[Records from a data source]

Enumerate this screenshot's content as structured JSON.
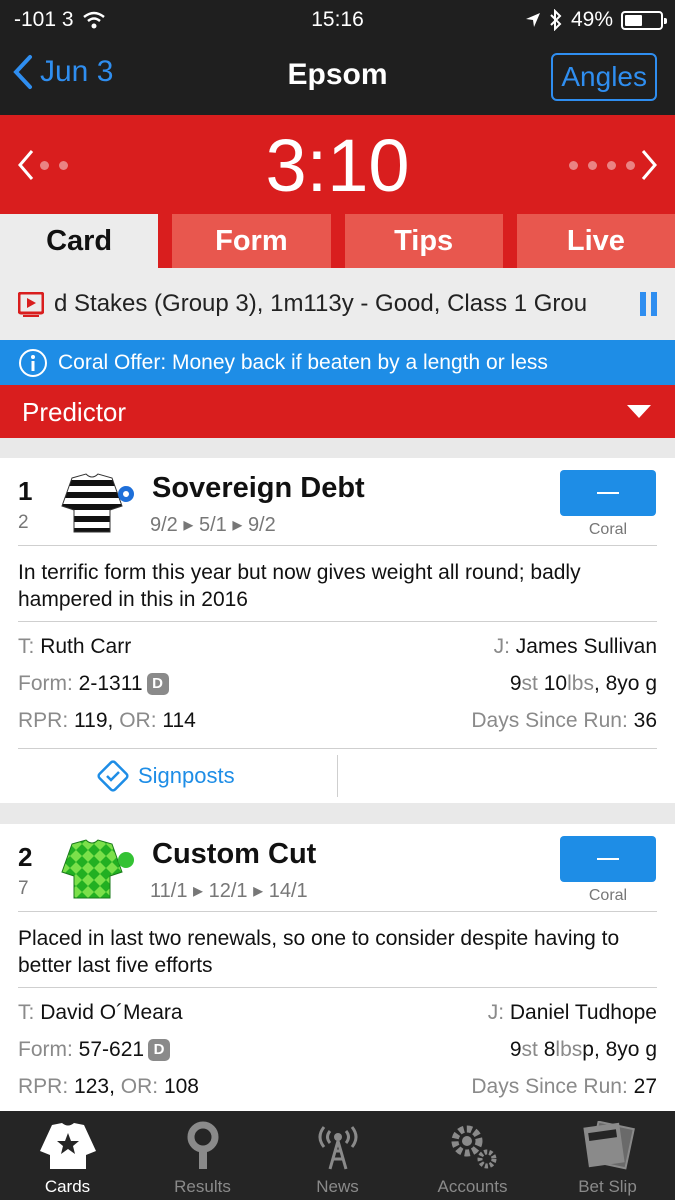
{
  "status_bar": {
    "signal": "-101 3",
    "time": "15:16",
    "battery": "49%",
    "battery_level": 0.49
  },
  "nav": {
    "back_label": "Jun 3",
    "title": "Epsom",
    "angles_label": "Angles"
  },
  "race": {
    "time": "3:10"
  },
  "tabs": [
    {
      "label": "Card",
      "active": true
    },
    {
      "label": "Form",
      "active": false
    },
    {
      "label": "Tips",
      "active": false
    },
    {
      "label": "Live",
      "active": false
    }
  ],
  "race_info": {
    "text": "d Stakes (Group 3), 1m113y - Good, Class 1 Grou"
  },
  "offer": {
    "text": "Coral Offer: Money back if beaten by a length or less"
  },
  "predictor": {
    "label": "Predictor"
  },
  "runners": [
    {
      "number": "1",
      "draw": "2",
      "name": "Sovereign Debt",
      "odds": [
        "9/2",
        "5/1",
        "9/2"
      ],
      "bookmaker": "Coral",
      "comment": "In terrific form this year but now gives weight all round; badly hampered in this in 2016",
      "trainer_label": "T:",
      "trainer": "Ruth Carr",
      "jockey_label": "J:",
      "jockey": "James Sullivan",
      "form_label": "Form:",
      "form": "2-1311",
      "form_badge": "D",
      "weight_st": "9",
      "st_label": "st",
      "weight_lbs": "10",
      "lbs_label": "lbs",
      "age_sex": ", 8yo g",
      "rpr_label": "RPR:",
      "rpr": "119",
      "or_label": "OR:",
      "or": "114",
      "dsr_label": "Days Since Run:",
      "dsr": "36",
      "signposts_label": "Signposts"
    },
    {
      "number": "2",
      "draw": "7",
      "name": "Custom Cut",
      "odds": [
        "11/1",
        "12/1",
        "14/1"
      ],
      "bookmaker": "Coral",
      "comment": "Placed in last two renewals, so one to consider despite having to better last five efforts",
      "trainer_label": "T:",
      "trainer": "David O´Meara",
      "jockey_label": "J:",
      "jockey": "Daniel Tudhope",
      "form_label": "Form:",
      "form": "57-621",
      "form_badge": "D",
      "weight_st": "9",
      "st_label": "st",
      "weight_lbs": "8",
      "lbs_label": "lbs",
      "headgear": " p",
      "age_sex": ", 8yo g",
      "rpr_label": "RPR:",
      "rpr": "123",
      "or_label": "OR:",
      "or": "108",
      "dsr_label": "Days Since Run:",
      "dsr": "27"
    }
  ],
  "tab_bar": [
    {
      "label": "Cards",
      "icon": "jacket-star-icon",
      "active": true
    },
    {
      "label": "Results",
      "icon": "magnifier-icon",
      "active": false
    },
    {
      "label": "News",
      "icon": "broadcast-tower-icon",
      "active": false
    },
    {
      "label": "Accounts",
      "icon": "gears-icon",
      "active": false
    },
    {
      "label": "Bet Slip",
      "icon": "slips-icon",
      "active": false
    }
  ],
  "colors": {
    "red": "#d91e1e",
    "blue": "#1e8de6",
    "dark": "#1f1f1f",
    "tab_inactive": "#e8574e"
  }
}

▸ **Exercise details**: Write out the listing above again, exactly, but with no pictures in the copy.

▸ **Result for this exercise**:
Enumerate this screenshot's content as structured JSON.
{
  "status_bar": {
    "signal": "-101 3",
    "time": "15:16",
    "battery": "49%",
    "battery_level": 0.49
  },
  "nav": {
    "back_label": "Jun 3",
    "title": "Epsom",
    "angles_label": "Angles"
  },
  "race": {
    "time": "3:10"
  },
  "tabs": [
    {
      "label": "Card",
      "active": true
    },
    {
      "label": "Form",
      "active": false
    },
    {
      "label": "Tips",
      "active": false
    },
    {
      "label": "Live",
      "active": false
    }
  ],
  "race_info": {
    "text": "d Stakes (Group 3), 1m113y - Good, Class 1 Grou"
  },
  "offer": {
    "text": "Coral Offer: Money back if beaten by a length or less"
  },
  "predictor": {
    "label": "Predictor"
  },
  "runners": [
    {
      "number": "1",
      "draw": "2",
      "name": "Sovereign Debt",
      "odds": [
        "9/2",
        "5/1",
        "9/2"
      ],
      "bookmaker": "Coral",
      "comment": "In terrific form this year but now gives weight all round; badly hampered in this in 2016",
      "trainer_label": "T:",
      "trainer": "Ruth Carr",
      "jockey_label": "J:",
      "jockey": "James Sullivan",
      "form_label": "Form:",
      "form": "2-1311",
      "form_badge": "D",
      "weight_st": "9",
      "st_label": "st",
      "weight_lbs": "10",
      "lbs_label": "lbs",
      "age_sex": ", 8yo g",
      "rpr_label": "RPR:",
      "rpr": "119",
      "or_label": "OR:",
      "or": "114",
      "dsr_label": "Days Since Run:",
      "dsr": "36",
      "signposts_label": "Signposts"
    },
    {
      "number": "2",
      "draw": "7",
      "name": "Custom Cut",
      "odds": [
        "11/1",
        "12/1",
        "14/1"
      ],
      "bookmaker": "Coral",
      "comment": "Placed in last two renewals, so one to consider despite having to better last five efforts",
      "trainer_label": "T:",
      "trainer": "David O´Meara",
      "jockey_label": "J:",
      "jockey": "Daniel Tudhope",
      "form_label": "Form:",
      "form": "57-621",
      "form_badge": "D",
      "weight_st": "9",
      "st_label": "st",
      "weight_lbs": "8",
      "lbs_label": "lbs",
      "headgear": " p",
      "age_sex": ", 8yo g",
      "rpr_label": "RPR:",
      "rpr": "123",
      "or_label": "OR:",
      "or": "108",
      "dsr_label": "Days Since Run:",
      "dsr": "27"
    }
  ],
  "tab_bar": [
    {
      "label": "Cards",
      "icon": "jacket-star-icon",
      "active": true
    },
    {
      "label": "Results",
      "icon": "magnifier-icon",
      "active": false
    },
    {
      "label": "News",
      "icon": "broadcast-tower-icon",
      "active": false
    },
    {
      "label": "Accounts",
      "icon": "gears-icon",
      "active": false
    },
    {
      "label": "Bet Slip",
      "icon": "slips-icon",
      "active": false
    }
  ],
  "colors": {
    "red": "#d91e1e",
    "blue": "#1e8de6",
    "dark": "#1f1f1f",
    "tab_inactive": "#e8574e"
  }
}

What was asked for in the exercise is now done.